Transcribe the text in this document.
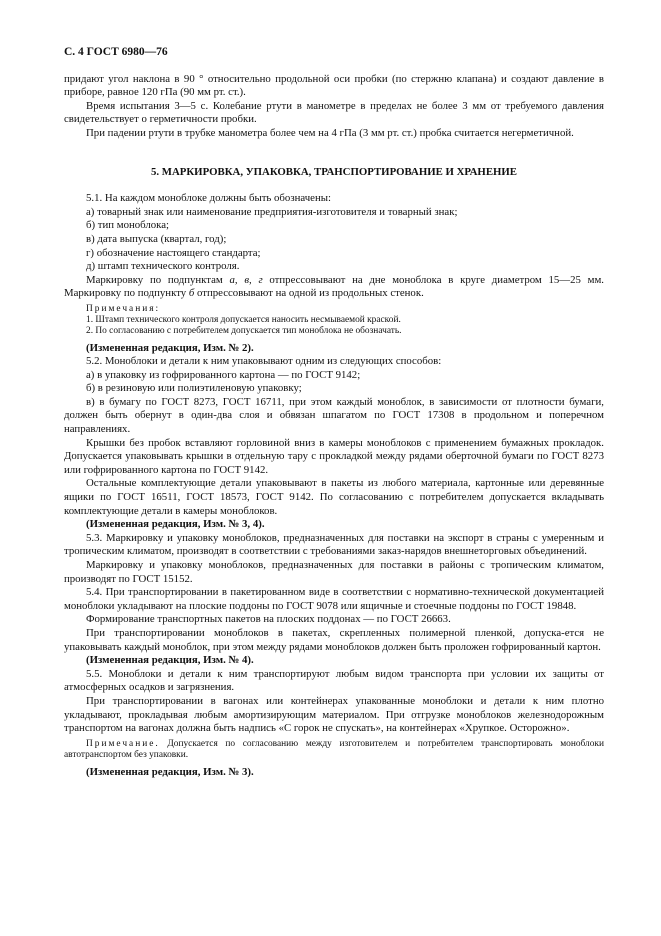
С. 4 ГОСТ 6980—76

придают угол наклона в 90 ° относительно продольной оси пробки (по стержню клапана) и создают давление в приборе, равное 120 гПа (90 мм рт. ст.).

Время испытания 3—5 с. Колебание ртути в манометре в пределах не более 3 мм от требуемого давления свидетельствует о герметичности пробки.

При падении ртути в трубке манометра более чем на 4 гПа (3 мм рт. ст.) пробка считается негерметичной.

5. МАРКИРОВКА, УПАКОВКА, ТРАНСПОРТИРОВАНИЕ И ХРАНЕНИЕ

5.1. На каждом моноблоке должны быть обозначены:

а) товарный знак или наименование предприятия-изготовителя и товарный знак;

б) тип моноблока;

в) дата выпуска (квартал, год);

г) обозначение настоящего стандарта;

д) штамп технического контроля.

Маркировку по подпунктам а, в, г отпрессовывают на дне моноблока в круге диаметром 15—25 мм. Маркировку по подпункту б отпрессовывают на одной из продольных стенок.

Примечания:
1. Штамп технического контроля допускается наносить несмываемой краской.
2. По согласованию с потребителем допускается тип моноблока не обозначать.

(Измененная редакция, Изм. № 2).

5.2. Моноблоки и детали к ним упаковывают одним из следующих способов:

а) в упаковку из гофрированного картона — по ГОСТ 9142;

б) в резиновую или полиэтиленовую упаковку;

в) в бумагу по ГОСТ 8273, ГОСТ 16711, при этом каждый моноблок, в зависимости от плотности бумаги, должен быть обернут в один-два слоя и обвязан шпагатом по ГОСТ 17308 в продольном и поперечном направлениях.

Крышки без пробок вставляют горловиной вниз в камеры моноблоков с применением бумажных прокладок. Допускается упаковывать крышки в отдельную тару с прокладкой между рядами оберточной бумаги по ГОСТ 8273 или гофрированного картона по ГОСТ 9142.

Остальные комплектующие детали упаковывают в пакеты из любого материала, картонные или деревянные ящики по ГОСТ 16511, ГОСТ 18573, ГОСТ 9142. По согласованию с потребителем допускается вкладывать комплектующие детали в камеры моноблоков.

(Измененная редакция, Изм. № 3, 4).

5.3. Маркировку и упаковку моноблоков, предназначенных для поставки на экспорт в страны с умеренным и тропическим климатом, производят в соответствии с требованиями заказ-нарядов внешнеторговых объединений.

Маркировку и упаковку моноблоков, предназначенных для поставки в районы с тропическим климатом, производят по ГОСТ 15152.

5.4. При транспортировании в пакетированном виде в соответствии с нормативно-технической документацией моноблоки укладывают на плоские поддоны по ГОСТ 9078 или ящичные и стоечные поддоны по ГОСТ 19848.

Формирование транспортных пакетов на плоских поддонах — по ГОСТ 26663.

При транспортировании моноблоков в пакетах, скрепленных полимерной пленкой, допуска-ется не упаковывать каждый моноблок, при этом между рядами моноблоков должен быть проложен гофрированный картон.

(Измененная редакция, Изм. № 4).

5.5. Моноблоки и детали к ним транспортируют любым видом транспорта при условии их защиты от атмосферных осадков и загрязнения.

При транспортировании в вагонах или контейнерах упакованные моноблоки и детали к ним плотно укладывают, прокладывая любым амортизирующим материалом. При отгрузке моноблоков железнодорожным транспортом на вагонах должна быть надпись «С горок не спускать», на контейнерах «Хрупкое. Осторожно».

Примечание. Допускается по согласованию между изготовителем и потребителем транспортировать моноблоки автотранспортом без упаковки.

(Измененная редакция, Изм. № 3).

- - - - - - -

● **Exercise**
Set down every entry word for word, but omit the pictures.

● **Result for this exercise**
Transcribe the text in this document.
С. 4 ГОСТ 6980—76

придают угол наклона в 90 ° относительно продольной оси пробки (по стержню клапана) и создают давление в приборе, равное 120 гПа (90 мм рт. ст.).

Время испытания 3—5 с. Колебание ртути в манометре в пределах не более 3 мм от требуемого давления свидетельствует о герметичности пробки.

При падении ртути в трубке манометра более чем на 4 гПа (3 мм рт. ст.) пробка считается негерметичной.

5. МАРКИРОВКА, УПАКОВКА, ТРАНСПОРТИРОВАНИЕ И ХРАНЕНИЕ

5.1. На каждом моноблоке должны быть обозначены:

а) товарный знак или наименование предприятия-изготовителя и товарный знак;

б) тип моноблока;

в) дата выпуска (квартал, год);

г) обозначение настоящего стандарта;

д) штамп технического контроля.

Маркировку по подпунктам а, в, г отпрессовывают на дне моноблока в круге диаметром 15—25 мм. Маркировку по подпункту б отпрессовывают на одной из продольных стенок.

Примечания:
1. Штамп технического контроля допускается наносить несмываемой краской.
2. По согласованию с потребителем допускается тип моноблока не обозначать.

(Измененная редакция, Изм. № 2).

5.2. Моноблоки и детали к ним упаковывают одним из следующих способов:

а) в упаковку из гофрированного картона — по ГОСТ 9142;

б) в резиновую или полиэтиленовую упаковку;

в) в бумагу по ГОСТ 8273, ГОСТ 16711, при этом каждый моноблок, в зависимости от плотности бумаги, должен быть обернут в один-два слоя и обвязан шпагатом по ГОСТ 17308 в продольном и поперечном направлениях.

Крышки без пробок вставляют горловиной вниз в камеры моноблоков с применением бумажных прокладок. Допускается упаковывать крышки в отдельную тару с прокладкой между рядами оберточной бумаги по ГОСТ 8273 или гофрированного картона по ГОСТ 9142.

Остальные комплектующие детали упаковывают в пакеты из любого материала, картонные или деревянные ящики по ГОСТ 16511, ГОСТ 18573, ГОСТ 9142. По согласованию с потребителем допускается вкладывать комплектующие детали в камеры моноблоков.

(Измененная редакция, Изм. № 3, 4).

5.3. Маркировку и упаковку моноблоков, предназначенных для поставки на экспорт в страны с умеренным и тропическим климатом, производят в соответствии с требованиями заказ-нарядов внешнеторговых объединений.

Маркировку и упаковку моноблоков, предназначенных для поставки в районы с тропическим климатом, производят по ГОСТ 15152.

5.4. При транспортировании в пакетированном виде в соответствии с нормативно-технической документацией моноблоки укладывают на плоские поддоны по ГОСТ 9078 или ящичные и стоечные поддоны по ГОСТ 19848.

Формирование транспортных пакетов на плоских поддонах — по ГОСТ 26663.

При транспортировании моноблоков в пакетах, скрепленных полимерной пленкой, допуска-ется не упаковывать каждый моноблок, при этом между рядами моноблоков должен быть проложен гофрированный картон.

(Измененная редакция, Изм. № 4).

5.5. Моноблоки и детали к ним транспортируют любым видом транспорта при условии их защиты от атмосферных осадков и загрязнения.

При транспортировании в вагонах или контейнерах упакованные моноблоки и детали к ним плотно укладывают, прокладывая любым амортизирующим материалом. При отгрузке моноблоков железнодорожным транспортом на вагонах должна быть надпись «С горок не спускать», на контейнерах «Хрупкое. Осторожно».

Примечание. Допускается по согласованию между изготовителем и потребителем транспортировать моноблоки автотранспортом без упаковки.

(Измененная редакция, Изм. № 3).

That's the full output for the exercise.